▸ **RECORDS SUPPLIED**
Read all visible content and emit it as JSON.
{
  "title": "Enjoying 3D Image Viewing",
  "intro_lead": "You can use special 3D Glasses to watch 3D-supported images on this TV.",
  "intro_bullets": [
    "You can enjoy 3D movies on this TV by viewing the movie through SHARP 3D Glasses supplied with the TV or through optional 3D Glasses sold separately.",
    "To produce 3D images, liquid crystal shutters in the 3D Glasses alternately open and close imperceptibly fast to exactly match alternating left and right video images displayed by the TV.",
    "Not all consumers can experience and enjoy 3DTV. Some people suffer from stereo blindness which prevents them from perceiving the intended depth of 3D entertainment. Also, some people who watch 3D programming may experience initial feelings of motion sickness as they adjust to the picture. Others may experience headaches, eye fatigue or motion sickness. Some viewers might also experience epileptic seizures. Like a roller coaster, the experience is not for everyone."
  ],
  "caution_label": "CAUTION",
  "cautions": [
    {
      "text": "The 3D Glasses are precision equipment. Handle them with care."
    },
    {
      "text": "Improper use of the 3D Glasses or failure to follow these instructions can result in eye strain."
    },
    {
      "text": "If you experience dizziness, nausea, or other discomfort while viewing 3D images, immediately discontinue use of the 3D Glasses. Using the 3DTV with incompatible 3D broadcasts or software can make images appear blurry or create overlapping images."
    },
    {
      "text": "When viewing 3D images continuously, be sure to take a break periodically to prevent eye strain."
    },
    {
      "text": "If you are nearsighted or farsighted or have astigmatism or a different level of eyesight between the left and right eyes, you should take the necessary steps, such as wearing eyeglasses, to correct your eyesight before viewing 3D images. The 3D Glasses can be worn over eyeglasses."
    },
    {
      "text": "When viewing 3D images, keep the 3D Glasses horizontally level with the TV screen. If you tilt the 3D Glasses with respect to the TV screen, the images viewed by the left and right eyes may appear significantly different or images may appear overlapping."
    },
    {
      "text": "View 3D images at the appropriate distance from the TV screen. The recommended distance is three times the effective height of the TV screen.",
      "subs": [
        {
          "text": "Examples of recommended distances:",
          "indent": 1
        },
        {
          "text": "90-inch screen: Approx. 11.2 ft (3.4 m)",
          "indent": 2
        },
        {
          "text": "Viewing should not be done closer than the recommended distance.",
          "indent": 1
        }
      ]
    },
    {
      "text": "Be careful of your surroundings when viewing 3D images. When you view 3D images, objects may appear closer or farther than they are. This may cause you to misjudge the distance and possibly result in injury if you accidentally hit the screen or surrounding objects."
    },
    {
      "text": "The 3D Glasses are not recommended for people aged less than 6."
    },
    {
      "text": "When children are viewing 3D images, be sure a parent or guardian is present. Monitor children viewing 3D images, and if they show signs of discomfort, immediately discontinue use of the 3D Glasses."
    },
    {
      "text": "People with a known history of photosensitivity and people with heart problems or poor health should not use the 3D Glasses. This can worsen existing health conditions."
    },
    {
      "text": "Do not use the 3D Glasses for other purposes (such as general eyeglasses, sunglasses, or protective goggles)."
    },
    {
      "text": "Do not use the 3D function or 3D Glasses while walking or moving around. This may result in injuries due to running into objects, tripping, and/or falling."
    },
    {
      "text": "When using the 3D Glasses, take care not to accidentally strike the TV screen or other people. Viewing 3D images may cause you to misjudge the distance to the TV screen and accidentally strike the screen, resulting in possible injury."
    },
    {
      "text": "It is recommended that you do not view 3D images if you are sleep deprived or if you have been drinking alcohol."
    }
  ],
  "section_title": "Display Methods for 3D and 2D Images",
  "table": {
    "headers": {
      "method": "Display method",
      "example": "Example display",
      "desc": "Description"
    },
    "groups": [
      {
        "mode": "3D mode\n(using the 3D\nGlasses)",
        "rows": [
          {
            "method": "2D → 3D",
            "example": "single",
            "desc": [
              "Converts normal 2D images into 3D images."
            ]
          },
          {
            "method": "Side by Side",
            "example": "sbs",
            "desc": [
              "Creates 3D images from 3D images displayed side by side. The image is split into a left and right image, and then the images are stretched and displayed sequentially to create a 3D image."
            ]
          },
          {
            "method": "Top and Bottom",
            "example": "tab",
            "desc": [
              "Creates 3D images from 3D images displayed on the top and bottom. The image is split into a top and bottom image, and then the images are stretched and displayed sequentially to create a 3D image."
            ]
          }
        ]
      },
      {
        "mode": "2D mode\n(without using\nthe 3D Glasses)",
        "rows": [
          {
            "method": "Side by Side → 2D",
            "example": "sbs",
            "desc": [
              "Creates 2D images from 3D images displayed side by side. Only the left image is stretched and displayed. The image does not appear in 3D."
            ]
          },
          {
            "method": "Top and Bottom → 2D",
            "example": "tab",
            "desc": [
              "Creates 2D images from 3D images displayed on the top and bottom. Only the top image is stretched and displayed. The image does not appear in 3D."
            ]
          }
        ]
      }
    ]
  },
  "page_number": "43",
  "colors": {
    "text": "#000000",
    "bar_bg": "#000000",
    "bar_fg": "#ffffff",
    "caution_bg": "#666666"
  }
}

▸ **REQUIREMENT**
Please restate the data word for word, every record included.

▸ **SOLUTION**
Read all visible content and emit it as JSON.
{
  "title": "Enjoying 3D Image Viewing",
  "intro_lead": "You can use special 3D Glasses to watch 3D-supported images on this TV.",
  "intro_bullets": [
    "You can enjoy 3D movies on this TV by viewing the movie through SHARP 3D Glasses supplied with the TV or through optional 3D Glasses sold separately.",
    "To produce 3D images, liquid crystal shutters in the 3D Glasses alternately open and close imperceptibly fast to exactly match alternating left and right video images displayed by the TV.",
    "Not all consumers can experience and enjoy 3DTV. Some people suffer from stereo blindness which prevents them from perceiving the intended depth of 3D entertainment. Also, some people who watch 3D programming may experience initial feelings of motion sickness as they adjust to the picture. Others may experience headaches, eye fatigue or motion sickness. Some viewers might also experience epileptic seizures. Like a roller coaster, the experience is not for everyone."
  ],
  "caution_label": "CAUTION",
  "cautions": [
    {
      "text": "The 3D Glasses are precision equipment. Handle them with care."
    },
    {
      "text": "Improper use of the 3D Glasses or failure to follow these instructions can result in eye strain."
    },
    {
      "text": "If you experience dizziness, nausea, or other discomfort while viewing 3D images, immediately discontinue use of the 3D Glasses. Using the 3DTV with incompatible 3D broadcasts or software can make images appear blurry or create overlapping images."
    },
    {
      "text": "When viewing 3D images continuously, be sure to take a break periodically to prevent eye strain."
    },
    {
      "text": "If you are nearsighted or farsighted or have astigmatism or a different level of eyesight between the left and right eyes, you should take the necessary steps, such as wearing eyeglasses, to correct your eyesight before viewing 3D images. The 3D Glasses can be worn over eyeglasses."
    },
    {
      "text": "When viewing 3D images, keep the 3D Glasses horizontally level with the TV screen. If you tilt the 3D Glasses with respect to the TV screen, the images viewed by the left and right eyes may appear significantly different or images may appear overlapping."
    },
    {
      "text": "View 3D images at the appropriate distance from the TV screen. The recommended distance is three times the effective height of the TV screen.",
      "subs": [
        {
          "text": "Examples of recommended distances:",
          "indent": 1
        },
        {
          "text": "90-inch screen: Approx. 11.2 ft (3.4 m)",
          "indent": 2
        },
        {
          "text": "Viewing should not be done closer than the recommended distance.",
          "indent": 1
        }
      ]
    },
    {
      "text": "Be careful of your surroundings when viewing 3D images. When you view 3D images, objects may appear closer or farther than they are. This may cause you to misjudge the distance and possibly result in injury if you accidentally hit the screen or surrounding objects."
    },
    {
      "text": "The 3D Glasses are not recommended for people aged less than 6."
    },
    {
      "text": "When children are viewing 3D images, be sure a parent or guardian is present. Monitor children viewing 3D images, and if they show signs of discomfort, immediately discontinue use of the 3D Glasses."
    },
    {
      "text": "People with a known history of photosensitivity and people with heart problems or poor health should not use the 3D Glasses. This can worsen existing health conditions."
    },
    {
      "text": "Do not use the 3D Glasses for other purposes (such as general eyeglasses, sunglasses, or protective goggles)."
    },
    {
      "text": "Do not use the 3D function or 3D Glasses while walking or moving around. This may result in injuries due to running into objects, tripping, and/or falling."
    },
    {
      "text": "When using the 3D Glasses, take care not to accidentally strike the TV screen or other people. Viewing 3D images may cause you to misjudge the distance to the TV screen and accidentally strike the screen, resulting in possible injury."
    },
    {
      "text": "It is recommended that you do not view 3D images if you are sleep deprived or if you have been drinking alcohol."
    }
  ],
  "section_title": "Display Methods for 3D and 2D Images",
  "table": {
    "headers": {
      "method": "Display method",
      "example": "Example display",
      "desc": "Description"
    },
    "groups": [
      {
        "mode": "3D mode\n(using the 3D\nGlasses)",
        "rows": [
          {
            "method": "2D → 3D",
            "example": "single",
            "desc": [
              "Converts normal 2D images into 3D images."
            ]
          },
          {
            "method": "Side by Side",
            "example": "sbs",
            "desc": [
              "Creates 3D images from 3D images displayed side by side. The image is split into a left and right image, and then the images are stretched and displayed sequentially to create a 3D image."
            ]
          },
          {
            "method": "Top and Bottom",
            "example": "tab",
            "desc": [
              "Creates 3D images from 3D images displayed on the top and bottom. The image is split into a top and bottom image, and then the images are stretched and displayed sequentially to create a 3D image."
            ]
          }
        ]
      },
      {
        "mode": "2D mode\n(without using\nthe 3D Glasses)",
        "rows": [
          {
            "method": "Side by Side → 2D",
            "example": "sbs",
            "desc": [
              "Creates 2D images from 3D images displayed side by side. Only the left image is stretched and displayed. The image does not appear in 3D."
            ]
          },
          {
            "method": "Top and Bottom → 2D",
            "example": "tab",
            "desc": [
              "Creates 2D images from 3D images displayed on the top and bottom. Only the top image is stretched and displayed. The image does not appear in 3D."
            ]
          }
        ]
      }
    ]
  },
  "page_number": "43",
  "colors": {
    "text": "#000000",
    "bar_bg": "#000000",
    "bar_fg": "#ffffff",
    "caution_bg": "#666666"
  }
}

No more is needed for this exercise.